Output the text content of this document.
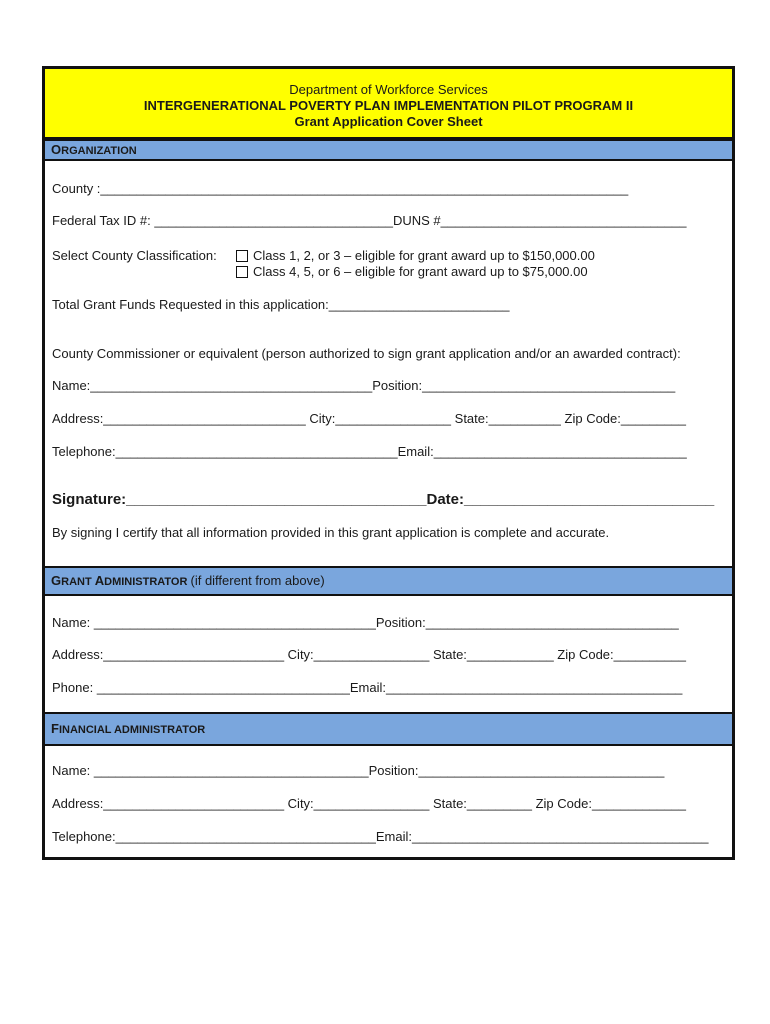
Department of Workforce Services
INTERGENERATIONAL POVERTY PLAN IMPLEMENTATION PILOT PROGRAM II
Grant Application Cover Sheet
ORGANIZATION
County :_________________________________________________________________________
Federal Tax ID #: _________________________________DUNS #__________________________________
Select County Classification:	Class 1, 2, or 3 – eligible for grant award up to $150,000.00
Class 4, 5, or 6 – eligible for grant award up to $75,000.00
Total Grant Funds Requested in this application:_________________________
County Commissioner or equivalent (person authorized to sign grant application and/or an awarded contract):
Name:_______________________________________Position:___________________________________
Address:____________________________ City:________________ State:__________ Zip Code:_________
Telephone:_______________________________________Email:___________________________________
Signature:____________________________________Date:______________________________
By signing I certify that all information provided in this grant application is complete and accurate.
GRANT ADMINISTRATOR (if different from above)
Name: _______________________________________Position:___________________________________
Address:_________________________ City:________________ State:____________ Zip Code:__________
Phone: ___________________________________Email:_________________________________________
FINANCIAL ADMINISTRATOR
Name: ______________________________________Position:__________________________________
Address:_________________________ City:________________ State:_________ Zip Code:_____________
Telephone:____________________________________Email:_________________________________________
- - - -
**DIRECTIVE:** Quote the data exactly, leaving every image out of the copy.

**CORRECT ANSWER:**
Output the text content of this document.
Department of Workforce Services
INTERGENERATIONAL POVERTY PLAN IMPLEMENTATION PILOT PROGRAM II
Grant Application Cover Sheet
ORGANIZATION
County :_________________________________________________________________________
Federal Tax ID #: _________________________________DUNS #__________________________________
Select County Classification:	Class 1, 2, or 3 – eligible for grant award up to $150,000.00
Class 4, 5, or 6 – eligible for grant award up to $75,000.00
Total Grant Funds Requested in this application:_________________________
County Commissioner or equivalent (person authorized to sign grant application and/or an awarded contract):
Name:_______________________________________Position:___________________________________
Address:____________________________ City:________________ State:__________ Zip Code:_________
Telephone:_______________________________________Email:___________________________________
Signature:____________________________________Date:______________________________
By signing I certify that all information provided in this grant application is complete and accurate.
GRANT ADMINISTRATOR (if different from above)
Name: _______________________________________Position:___________________________________
Address:_________________________ City:________________ State:____________ Zip Code:__________
Phone: ___________________________________Email:_________________________________________
FINANCIAL ADMINISTRATOR
Name: ______________________________________Position:__________________________________
Address:_________________________ City:________________ State:_________ Zip Code:_____________
Telephone:____________________________________Email:_________________________________________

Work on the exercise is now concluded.